* start Materials provided *

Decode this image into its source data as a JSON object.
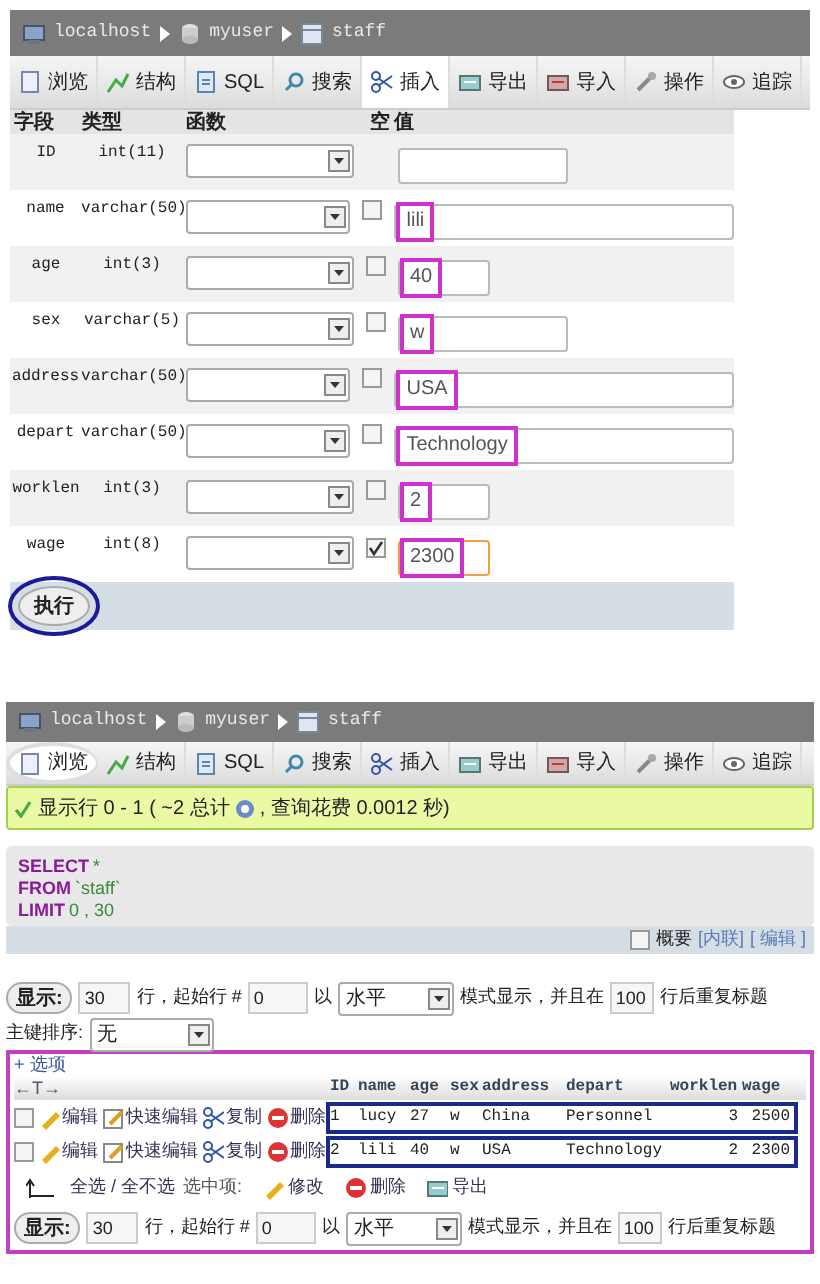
{
  "insert_view": {
    "breadcrumb": [
      {
        "kind": "server",
        "label": "localhost"
      },
      {
        "kind": "database",
        "label": "myuser"
      },
      {
        "kind": "table",
        "label": "staff"
      }
    ],
    "tabs": [
      {
        "label": "浏览",
        "selected": false,
        "circled": false
      },
      {
        "label": "结构",
        "selected": false,
        "circled": false
      },
      {
        "label": "SQL",
        "selected": false,
        "circled": false
      },
      {
        "label": "搜索",
        "selected": false,
        "circled": false
      },
      {
        "label": "插入",
        "selected": true,
        "circled": false
      },
      {
        "label": "导出",
        "selected": false,
        "circled": false
      },
      {
        "label": "导入",
        "selected": false,
        "circled": false
      },
      {
        "label": "操作",
        "selected": false,
        "circled": false
      },
      {
        "label": "追踪",
        "selected": false,
        "circled": false
      }
    ],
    "columns": [
      "字段",
      "类型",
      "函数",
      "空",
      "值"
    ],
    "rows": [
      {
        "field": "ID",
        "type": "int(11)",
        "nullable": false,
        "kind": "medium",
        "focused": false
      },
      {
        "field": "name",
        "type": "varchar(50)",
        "nullable": true,
        "null_checked": false,
        "value": "lili",
        "kind": "long",
        "highlighted": true,
        "focused": false
      },
      {
        "field": "age",
        "type": "int(3)",
        "nullable": true,
        "null_checked": false,
        "value": "40",
        "kind": "short",
        "highlighted": true,
        "focused": false
      },
      {
        "field": "sex",
        "type": "varchar(5)",
        "nullable": true,
        "null_checked": false,
        "value": "w",
        "kind": "medium",
        "highlighted": true,
        "focused": false
      },
      {
        "field": "address",
        "type": "varchar(50)",
        "nullable": true,
        "null_checked": false,
        "value": "USA",
        "kind": "long",
        "highlighted": true,
        "focused": false
      },
      {
        "field": "depart",
        "type": "varchar(50)",
        "nullable": true,
        "null_checked": false,
        "value": "Technology",
        "kind": "long",
        "highlighted": true,
        "focused": false
      },
      {
        "field": "worklen",
        "type": "int(3)",
        "nullable": true,
        "null_checked": false,
        "value": "2",
        "kind": "short",
        "highlighted": true,
        "focused": false
      },
      {
        "field": "wage",
        "type": "int(8)",
        "nullable": true,
        "null_checked": true,
        "value": "2300",
        "kind": "short",
        "highlighted": true,
        "focused": true
      }
    ],
    "go_button": {
      "label": "执行",
      "circled": true
    }
  },
  "browse_view": {
    "breadcrumb": [
      {
        "kind": "server",
        "label": "localhost"
      },
      {
        "kind": "database",
        "label": "myuser"
      },
      {
        "kind": "table",
        "label": "staff"
      }
    ],
    "tabs": [
      {
        "label": "浏览",
        "selected": true,
        "circled": true
      },
      {
        "label": "结构",
        "selected": false,
        "circled": false
      },
      {
        "label": "SQL",
        "selected": false,
        "circled": false
      },
      {
        "label": "搜索",
        "selected": false,
        "circled": false
      },
      {
        "label": "插入",
        "selected": false,
        "circled": false
      },
      {
        "label": "导出",
        "selected": false,
        "circled": false
      },
      {
        "label": "导入",
        "selected": false,
        "circled": false
      },
      {
        "label": "操作",
        "selected": false,
        "circled": false
      },
      {
        "label": "追踪",
        "selected": false,
        "circled": false
      }
    ],
    "success_message": "显示行 0 - 1 ( ~2 总计",
    "success_message_end": ", 查询花费 0.0012 秒)",
    "sql_lines": [
      {
        "keyword": "SELECT",
        "rest": "*"
      },
      {
        "keyword": "FROM",
        "rest": "`staff`"
      },
      {
        "keyword": "LIMIT",
        "rest": "0 , 30"
      }
    ],
    "sql_footer": {
      "profiling_label": "概要",
      "profiling_checked": false,
      "inline_link": "[内联]",
      "edit_link": "[ 编辑 ]"
    },
    "display_controls": {
      "button": "显示:",
      "rows": "30",
      "text_1": "行，起始行 #",
      "start": "0",
      "text_2": "以",
      "mode": "水平",
      "text_3": "模式显示，并且在",
      "repeat": "100",
      "text_4": "行后重复标题"
    },
    "sort": {
      "label": "主键排序:",
      "value": "无"
    },
    "options_link": "+ 选项",
    "column_arrows": "←T→",
    "columns": [
      "ID",
      "name",
      "age",
      "sex",
      "address",
      "depart",
      "worklen",
      "wage"
    ],
    "rows": [
      {
        "checked": false,
        "actions": [
          "编辑",
          "快速编辑",
          "复制",
          "删除"
        ],
        "cells": [
          "1",
          "lucy",
          "27",
          "w",
          "China",
          "Personnel",
          "3",
          "2500"
        ]
      },
      {
        "checked": false,
        "actions": [
          "编辑",
          "快速编辑",
          "复制",
          "删除"
        ],
        "cells": [
          "2",
          "lili",
          "40",
          "w",
          "USA",
          "Technology",
          "2",
          "2300"
        ]
      }
    ],
    "bulk": {
      "select_all": "全选 / 全不选",
      "with_selected": "选中项:",
      "actions": [
        "修改",
        "删除",
        "导出"
      ]
    },
    "display_controls_bottom": {
      "button": "显示:",
      "rows": "30",
      "text_1": "行，起始行 #",
      "start": "0",
      "text_2": "以",
      "mode": "水平",
      "text_3": "模式显示，并且在",
      "repeat": "100",
      "text_4": "行后重复标题"
    }
  }
}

* end Materials provided *

● **What is being asked**:
Pictures stay out; repeat all the rest of the records exactly.

● **Written reply**:
Decode this image into its source data as a JSON object.
{
  "insert_view": {
    "breadcrumb": [
      {
        "kind": "server",
        "label": "localhost"
      },
      {
        "kind": "database",
        "label": "myuser"
      },
      {
        "kind": "table",
        "label": "staff"
      }
    ],
    "tabs": [
      {
        "label": "浏览",
        "selected": false,
        "circled": false
      },
      {
        "label": "结构",
        "selected": false,
        "circled": false
      },
      {
        "label": "SQL",
        "selected": false,
        "circled": false
      },
      {
        "label": "搜索",
        "selected": false,
        "circled": false
      },
      {
        "label": "插入",
        "selected": true,
        "circled": false
      },
      {
        "label": "导出",
        "selected": false,
        "circled": false
      },
      {
        "label": "导入",
        "selected": false,
        "circled": false
      },
      {
        "label": "操作",
        "selected": false,
        "circled": false
      },
      {
        "label": "追踪",
        "selected": false,
        "circled": false
      }
    ],
    "columns": [
      "字段",
      "类型",
      "函数",
      "空",
      "值"
    ],
    "rows": [
      {
        "field": "ID",
        "type": "int(11)",
        "nullable": false,
        "kind": "medium",
        "focused": false
      },
      {
        "field": "name",
        "type": "varchar(50)",
        "nullable": true,
        "null_checked": false,
        "value": "lili",
        "kind": "long",
        "highlighted": true,
        "focused": false
      },
      {
        "field": "age",
        "type": "int(3)",
        "nullable": true,
        "null_checked": false,
        "value": "40",
        "kind": "short",
        "highlighted": true,
        "focused": false
      },
      {
        "field": "sex",
        "type": "varchar(5)",
        "nullable": true,
        "null_checked": false,
        "value": "w",
        "kind": "medium",
        "highlighted": true,
        "focused": false
      },
      {
        "field": "address",
        "type": "varchar(50)",
        "nullable": true,
        "null_checked": false,
        "value": "USA",
        "kind": "long",
        "highlighted": true,
        "focused": false
      },
      {
        "field": "depart",
        "type": "varchar(50)",
        "nullable": true,
        "null_checked": false,
        "value": "Technology",
        "kind": "long",
        "highlighted": true,
        "focused": false
      },
      {
        "field": "worklen",
        "type": "int(3)",
        "nullable": true,
        "null_checked": false,
        "value": "2",
        "kind": "short",
        "highlighted": true,
        "focused": false
      },
      {
        "field": "wage",
        "type": "int(8)",
        "nullable": true,
        "null_checked": true,
        "value": "2300",
        "kind": "short",
        "highlighted": true,
        "focused": true
      }
    ],
    "go_button": {
      "label": "执行",
      "circled": true
    }
  },
  "browse_view": {
    "breadcrumb": [
      {
        "kind": "server",
        "label": "localhost"
      },
      {
        "kind": "database",
        "label": "myuser"
      },
      {
        "kind": "table",
        "label": "staff"
      }
    ],
    "tabs": [
      {
        "label": "浏览",
        "selected": true,
        "circled": true
      },
      {
        "label": "结构",
        "selected": false,
        "circled": false
      },
      {
        "label": "SQL",
        "selected": false,
        "circled": false
      },
      {
        "label": "搜索",
        "selected": false,
        "circled": false
      },
      {
        "label": "插入",
        "selected": false,
        "circled": false
      },
      {
        "label": "导出",
        "selected": false,
        "circled": false
      },
      {
        "label": "导入",
        "selected": false,
        "circled": false
      },
      {
        "label": "操作",
        "selected": false,
        "circled": false
      },
      {
        "label": "追踪",
        "selected": false,
        "circled": false
      }
    ],
    "success_message": "显示行 0 - 1 ( ~2 总计",
    "success_message_end": ", 查询花费 0.0012 秒)",
    "sql_lines": [
      {
        "keyword": "SELECT",
        "rest": "*"
      },
      {
        "keyword": "FROM",
        "rest": "`staff`"
      },
      {
        "keyword": "LIMIT",
        "rest": "0 , 30"
      }
    ],
    "sql_footer": {
      "profiling_label": "概要",
      "profiling_checked": false,
      "inline_link": "[内联]",
      "edit_link": "[ 编辑 ]"
    },
    "display_controls": {
      "button": "显示:",
      "rows": "30",
      "text_1": "行，起始行 #",
      "start": "0",
      "text_2": "以",
      "mode": "水平",
      "text_3": "模式显示，并且在",
      "repeat": "100",
      "text_4": "行后重复标题"
    },
    "sort": {
      "label": "主键排序:",
      "value": "无"
    },
    "options_link": "+ 选项",
    "column_arrows": "←T→",
    "columns": [
      "ID",
      "name",
      "age",
      "sex",
      "address",
      "depart",
      "worklen",
      "wage"
    ],
    "rows": [
      {
        "checked": false,
        "actions": [
          "编辑",
          "快速编辑",
          "复制",
          "删除"
        ],
        "cells": [
          "1",
          "lucy",
          "27",
          "w",
          "China",
          "Personnel",
          "3",
          "2500"
        ]
      },
      {
        "checked": false,
        "actions": [
          "编辑",
          "快速编辑",
          "复制",
          "删除"
        ],
        "cells": [
          "2",
          "lili",
          "40",
          "w",
          "USA",
          "Technology",
          "2",
          "2300"
        ]
      }
    ],
    "bulk": {
      "select_all": "全选 / 全不选",
      "with_selected": "选中项:",
      "actions": [
        "修改",
        "删除",
        "导出"
      ]
    },
    "display_controls_bottom": {
      "button": "显示:",
      "rows": "30",
      "text_1": "行，起始行 #",
      "start": "0",
      "text_2": "以",
      "mode": "水平",
      "text_3": "模式显示，并且在",
      "repeat": "100",
      "text_4": "行后重复标题"
    }
  }
}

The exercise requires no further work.